_EXTRACT TO READ:_

################

As per claims 2, 12 and 20, determining, by the one or more processors, the threshold based on a time of a day associated with the time period recites an additional mental process.
As per claims 3 and 13, determining, by the one or more processors, the threshold based on the application executed by the virtual machine recites an additional mental process.
As per claims 4 and 14, determining, by the one or more processors, the threshold based on a model trained using historical performance data associated with one or more virtual processors of one or more virtual machines executed by the one or more processors is an additional element of data gathering which is insignificant extra solution activity as explained above.
As per claim 6 and 16, determining, by the one or more processors, a second count of a number of delays within the time period in occurrences of a second timer interrupt scheduled for a second virtual processor of a second virtual machine recites an additional mental process; and migrating, by the one or more processors based on the comparison of the predicted count of the number of delays with the threshold, the application to the second virtual machine recites generic computer components for applying the abstract idea.
As per claim 7, wherein the second virtual machine is hosted by the one or more processors recites generic computer components for applying the abstract idea.
As per claims 8 and 17, launching, by the one or more processors, a second virtual machine responsive to the predicted count of the number of delays greater than the threshold; and migrating, by the one or more processors, the application to the second virtual machine recite generic computer components for applying the abstract idea.
As per claim 9, migrating, by the one or more processors, the virtual machine to the second one or more processors recites generic computer components for applying the abstract idea.
As per claims 10 and 18, instructing, by the one or more processors responsive to the predicted count of the number of delays greater than or equal to the threshold, a bus adapter for the virtual machine to perform at least one of: prioritizing, by the bus adapter, transmission and reception of protocol control packets, or increasing, by the bus adapter, a queue depth of the bus adapter recites generic computer components for applying the abstract idea.

################

_DATASET CONTENT:_
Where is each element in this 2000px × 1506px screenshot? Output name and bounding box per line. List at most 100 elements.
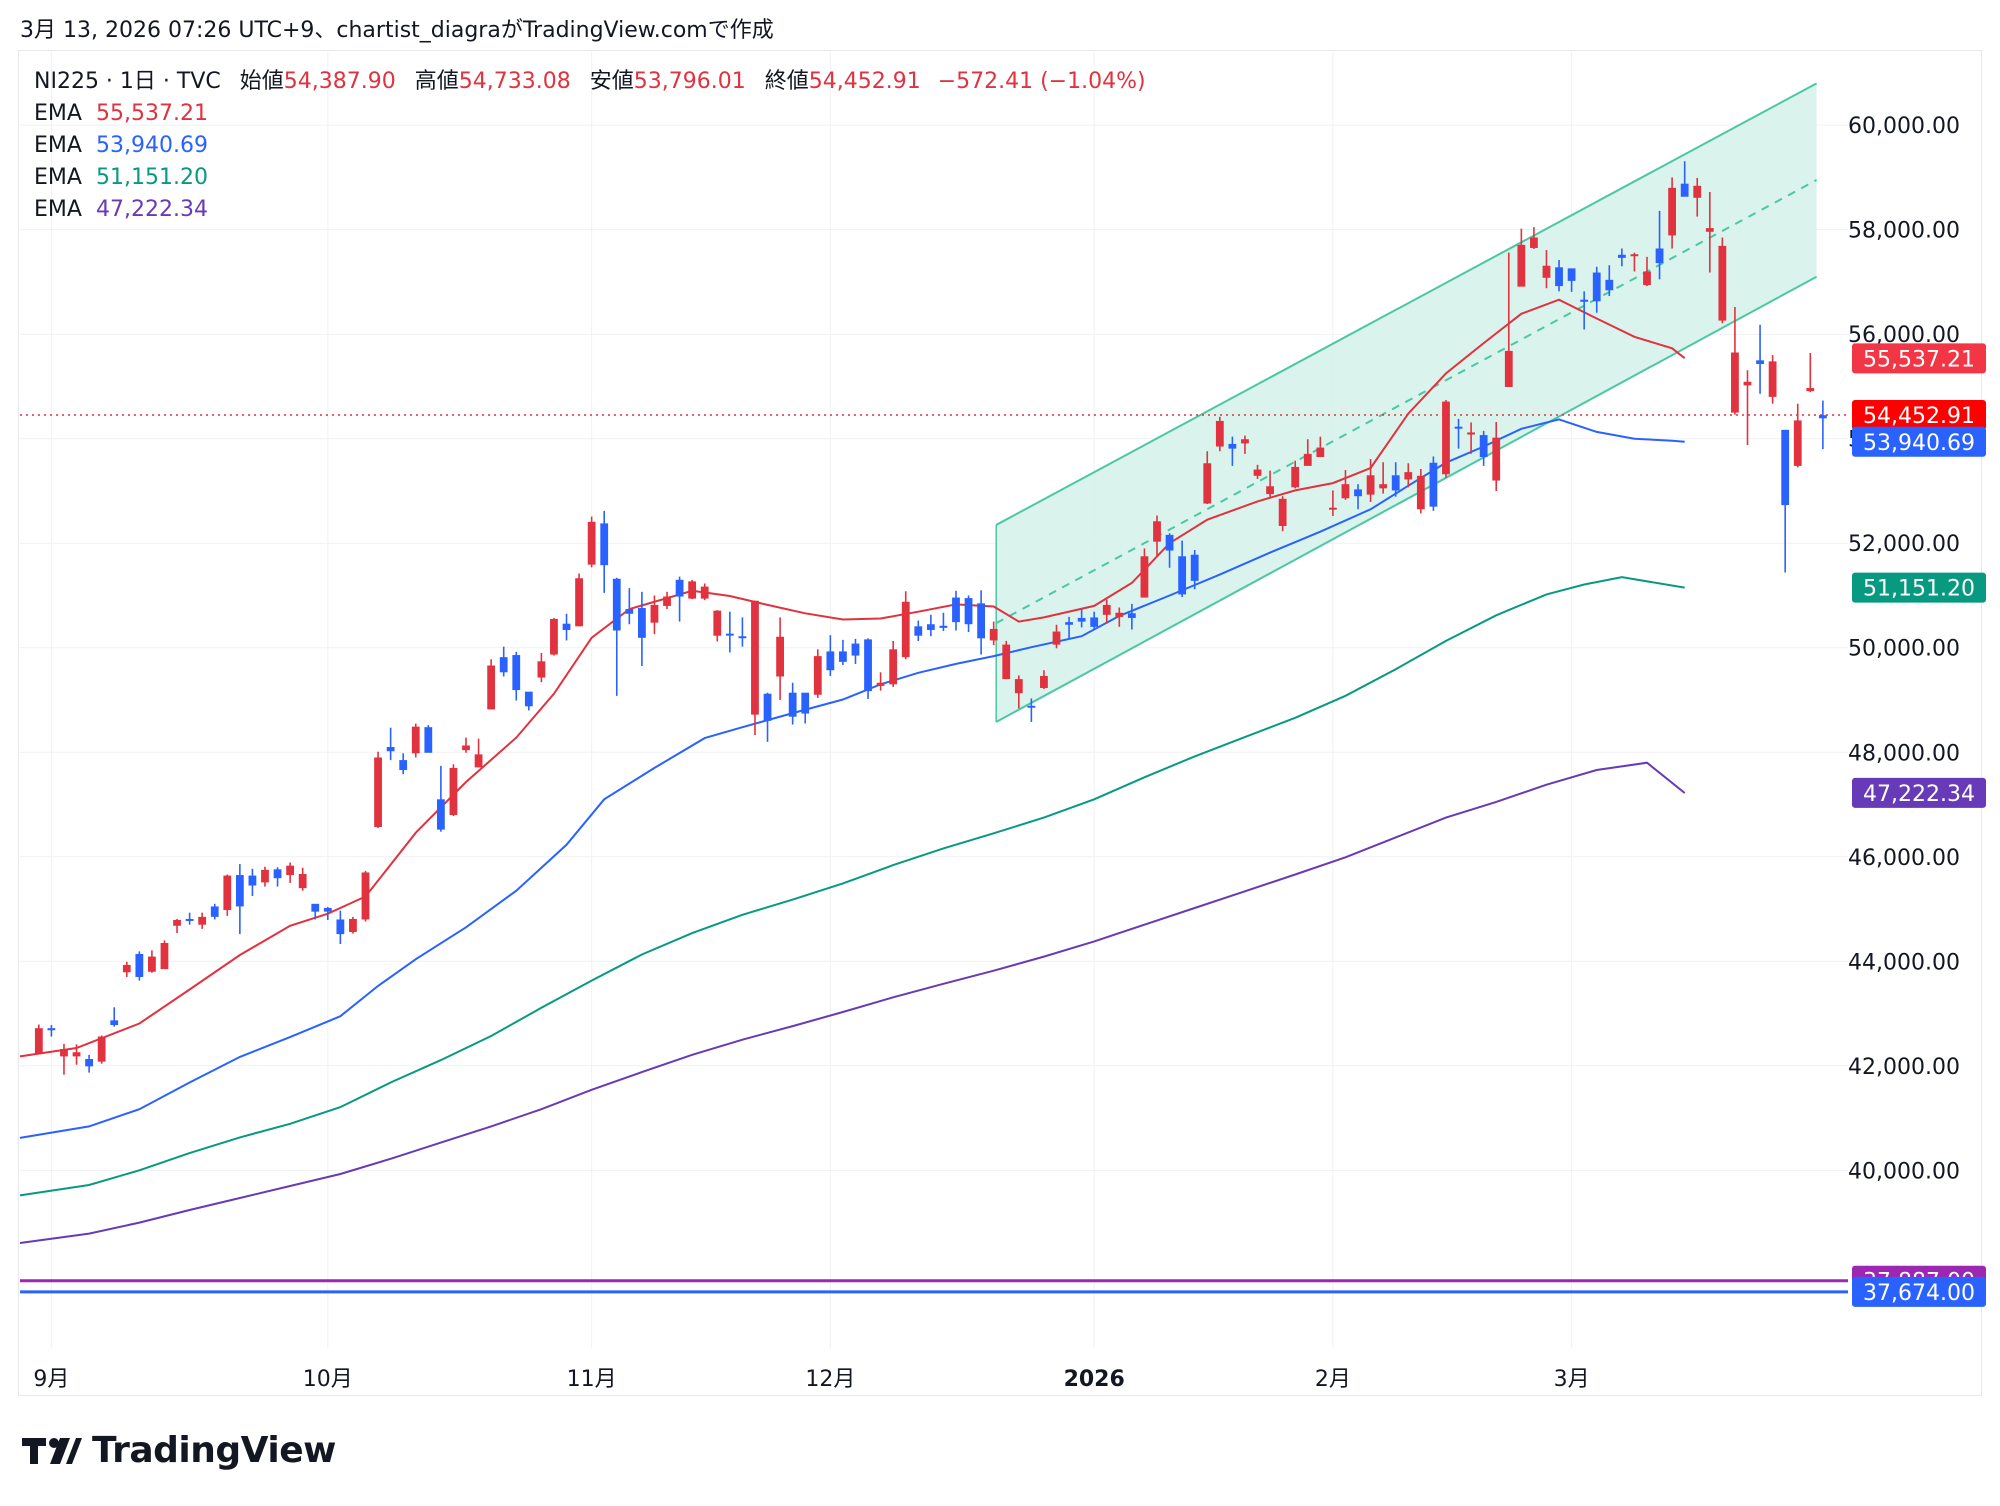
y-tick-label: 48,000.00 [1848, 741, 1960, 766]
y-tick-label: 58,000.00 [1848, 219, 1960, 244]
low-value: 53,796.01 [633, 69, 746, 94]
price-axis-tag [1852, 1276, 1986, 1307]
candle-body [1040, 675, 1048, 688]
candle-body [97, 1036, 106, 1062]
candle-body [160, 943, 169, 970]
candle-body [1002, 644, 1011, 680]
candle-body [1115, 612, 1124, 617]
candle-body [550, 619, 558, 655]
price-axis-tag [1852, 777, 1986, 808]
candle-body [1253, 469, 1262, 476]
high-label: 高値 [414, 69, 459, 94]
candle-body [801, 692, 810, 714]
price-axis-tag-label: 54,452.91 [1863, 404, 1975, 429]
x-tick-label: 9月 [33, 1367, 69, 1392]
price-axis-tag [1852, 343, 1986, 374]
candle-body [361, 872, 370, 920]
chart-legend: NI225 · 1日 · TVC 始値54,387.90 高値54,733.08… [34, 66, 1146, 226]
channel-mid-line [995, 179, 1818, 625]
x-tick-label: 2026 [1064, 1367, 1125, 1392]
candle-body [776, 636, 784, 677]
price-chart[interactable]: 40,000.00 42,000.00 44,000.00 46,000.00 48,0… [0, 0, 2000, 1420]
candle-body [1291, 466, 1300, 488]
tradingview-logo[interactable]: TradingView [22, 1430, 336, 1471]
channel-upper-line [995, 82, 1818, 526]
candle-body [1266, 486, 1274, 495]
candle-body [173, 920, 181, 926]
candle-body [1567, 268, 1576, 281]
candle-body [1580, 299, 1589, 302]
symbol-label[interactable]: NI225 · 1日 · TVC [34, 69, 221, 94]
candle-body [1140, 556, 1149, 598]
candle-body [336, 919, 345, 935]
candle-body [60, 1049, 68, 1057]
candle-body [248, 875, 257, 886]
channel-lower-line [995, 275, 1818, 723]
candle-body [1303, 453, 1312, 466]
candle-body [1052, 631, 1061, 645]
ema-label: EMA [34, 133, 82, 158]
candle-body [1555, 267, 1563, 287]
candle-body [625, 609, 634, 614]
candle-body [1705, 228, 1714, 232]
candle-body [1077, 617, 1086, 622]
candle-body [311, 903, 320, 912]
candle-body [751, 600, 759, 715]
candle-body [1542, 265, 1551, 278]
candle-body [1818, 415, 1827, 419]
candle-body [1617, 254, 1626, 258]
candle-body [725, 633, 734, 636]
ema-line [19, 761, 1686, 1244]
candle-body [273, 869, 282, 879]
ema-label: EMA [34, 197, 82, 222]
candle-body [512, 655, 521, 691]
candle-body [989, 628, 998, 641]
candle-body [1090, 617, 1099, 627]
candle-body [1391, 475, 1400, 491]
candle-body [977, 603, 986, 639]
price-axis-tag [1852, 400, 1986, 431]
ema-legend-row[interactable]: EMA 53,940.69 [34, 130, 1146, 162]
candle-body [1416, 475, 1425, 510]
candle-body [612, 578, 621, 631]
candle-body [1341, 484, 1350, 499]
candle-body [1517, 244, 1526, 287]
ema-legend-row[interactable]: EMA 55,537.21 [34, 98, 1146, 130]
candle-body [122, 964, 131, 973]
candle-body [411, 726, 420, 754]
candle-body [424, 727, 433, 753]
candle-body [323, 907, 332, 912]
candle-body [1781, 429, 1790, 506]
brand-name: TradingView [92, 1430, 336, 1471]
y-tick-label: 42,000.00 [1848, 1055, 1960, 1080]
close-value: 54,452.91 [808, 69, 921, 94]
candle-body [839, 651, 847, 662]
candle-body [1718, 245, 1727, 321]
candle-body [298, 874, 307, 889]
candle-body [399, 760, 408, 771]
x-tick-label: 11月 [567, 1367, 617, 1392]
candle-body [524, 691, 533, 707]
candle-body [235, 875, 244, 907]
ema-legend-row[interactable]: EMA 51,151.20 [34, 162, 1146, 194]
candle-body [788, 692, 797, 717]
candle-body [1743, 381, 1752, 386]
candle-body [1630, 254, 1639, 257]
candle-body [914, 626, 923, 636]
candle-body [1454, 426, 1463, 429]
y-tick-label: 40,000.00 [1848, 1159, 1960, 1184]
price-axis-tag-label: 53,940.69 [1863, 431, 1975, 456]
candle-body [1404, 472, 1413, 480]
candle-body [876, 682, 885, 686]
candle-body [135, 953, 144, 977]
candle-body [738, 636, 747, 639]
candle-body [964, 598, 973, 625]
x-tick-label: 12月 [805, 1367, 855, 1392]
x-tick-label: 3月 [1554, 1367, 1590, 1392]
ema-legend-row[interactable]: EMA 47,222.34 [34, 194, 1146, 226]
candle-body [562, 623, 571, 630]
candle-body [1592, 272, 1601, 302]
price-axis-tag-label: 55,537.21 [1863, 347, 1975, 372]
candle-body [499, 657, 508, 673]
candle-body [1693, 185, 1702, 198]
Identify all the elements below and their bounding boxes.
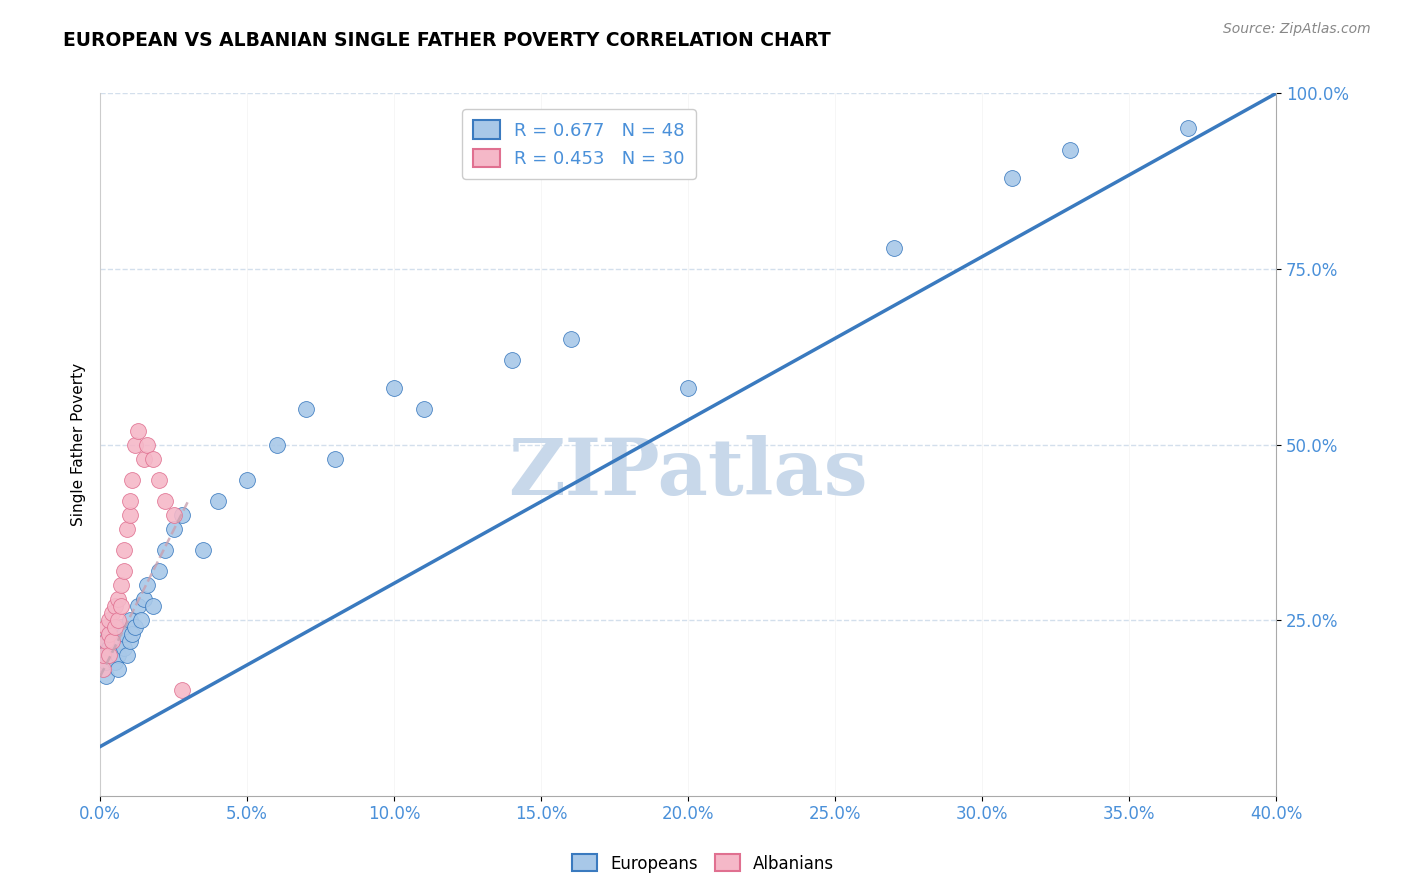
Point bbox=[104, 599, 127, 613]
Point bbox=[191, 543, 214, 558]
Point bbox=[107, 592, 129, 607]
Point bbox=[142, 599, 165, 613]
Point bbox=[94, 620, 117, 634]
Point bbox=[560, 332, 582, 346]
Point bbox=[97, 648, 120, 663]
Point bbox=[129, 613, 152, 627]
Point bbox=[118, 634, 141, 648]
Text: Source: ZipAtlas.com: Source: ZipAtlas.com bbox=[1223, 22, 1371, 37]
Point bbox=[91, 648, 114, 663]
Point bbox=[94, 669, 117, 683]
Point bbox=[94, 655, 117, 669]
Point bbox=[323, 451, 346, 466]
Text: EUROPEAN VS ALBANIAN SINGLE FATHER POVERTY CORRELATION CHART: EUROPEAN VS ALBANIAN SINGLE FATHER POVER… bbox=[63, 31, 831, 50]
Point bbox=[97, 613, 120, 627]
Point bbox=[883, 241, 905, 255]
Point bbox=[412, 402, 434, 417]
Point bbox=[97, 627, 120, 641]
Point bbox=[118, 493, 141, 508]
Point bbox=[101, 634, 124, 648]
Point bbox=[94, 634, 117, 648]
Point bbox=[207, 493, 229, 508]
Point bbox=[112, 564, 135, 578]
Point bbox=[101, 620, 124, 634]
Point bbox=[1059, 143, 1081, 157]
Point bbox=[112, 627, 135, 641]
Point bbox=[153, 493, 176, 508]
Point bbox=[148, 564, 170, 578]
Point bbox=[121, 627, 143, 641]
Point bbox=[104, 627, 127, 641]
Point bbox=[162, 508, 184, 522]
Point bbox=[110, 620, 132, 634]
Point bbox=[97, 641, 120, 656]
Point bbox=[104, 641, 127, 656]
Point bbox=[118, 508, 141, 522]
Point bbox=[97, 627, 120, 641]
Point bbox=[91, 662, 114, 676]
Point bbox=[107, 613, 129, 627]
Point bbox=[118, 613, 141, 627]
Point bbox=[124, 437, 146, 451]
Point bbox=[501, 353, 523, 368]
Point bbox=[172, 508, 194, 522]
Point bbox=[134, 592, 156, 607]
Point bbox=[142, 451, 165, 466]
Point bbox=[107, 648, 129, 663]
Point bbox=[382, 381, 405, 395]
Point bbox=[104, 655, 127, 669]
Point bbox=[134, 451, 156, 466]
Point bbox=[104, 620, 127, 634]
Point bbox=[115, 648, 138, 663]
Point bbox=[295, 402, 318, 417]
Legend: Europeans, Albanians: Europeans, Albanians bbox=[565, 847, 841, 880]
Text: ZIPatlas: ZIPatlas bbox=[509, 434, 868, 510]
Point bbox=[110, 599, 132, 613]
Point bbox=[136, 437, 159, 451]
Point bbox=[112, 641, 135, 656]
Point bbox=[153, 543, 176, 558]
Point bbox=[266, 437, 288, 451]
Point bbox=[1177, 121, 1199, 136]
Point bbox=[172, 683, 194, 698]
Point bbox=[97, 648, 120, 663]
Point bbox=[236, 473, 259, 487]
Point bbox=[91, 662, 114, 676]
Point bbox=[107, 662, 129, 676]
Point bbox=[127, 599, 149, 613]
Point bbox=[91, 648, 114, 663]
Point bbox=[110, 578, 132, 592]
Point bbox=[101, 634, 124, 648]
Point bbox=[112, 543, 135, 558]
Point bbox=[124, 620, 146, 634]
Point bbox=[94, 634, 117, 648]
Point bbox=[101, 606, 124, 620]
Point bbox=[162, 522, 184, 536]
Point bbox=[676, 381, 699, 395]
Point bbox=[148, 473, 170, 487]
Point bbox=[136, 578, 159, 592]
Point bbox=[127, 424, 149, 438]
Point bbox=[121, 473, 143, 487]
Point bbox=[110, 634, 132, 648]
Legend: R = 0.677   N = 48, R = 0.453   N = 30: R = 0.677 N = 48, R = 0.453 N = 30 bbox=[463, 110, 696, 178]
Y-axis label: Single Father Poverty: Single Father Poverty bbox=[72, 363, 86, 526]
Point bbox=[115, 522, 138, 536]
Point bbox=[1000, 170, 1022, 185]
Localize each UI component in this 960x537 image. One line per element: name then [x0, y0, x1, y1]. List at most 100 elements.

################

_TASK LIST:_
**a.** From the patent claim analysis, print the passage that begins with the words "As per claims 2, 12" and ends with the words "machine recites an additional mental process.".
**b.** Using the patent claim analysis, give every claim number that the text says recites an additional mental process.

_FULL SOLUTIONS:_
**a.**
As per claims 2, 12 and 20, determining, by the one or more processors, the threshold based on a time of a day associated with the time period recites an additional mental process.
As per claims 3 and 13, determining, by the one or more processors, the threshold based on the application executed by the virtual machine recites an additional mental process.

**b.** 2, 3, 6, 12, 13, 16, 20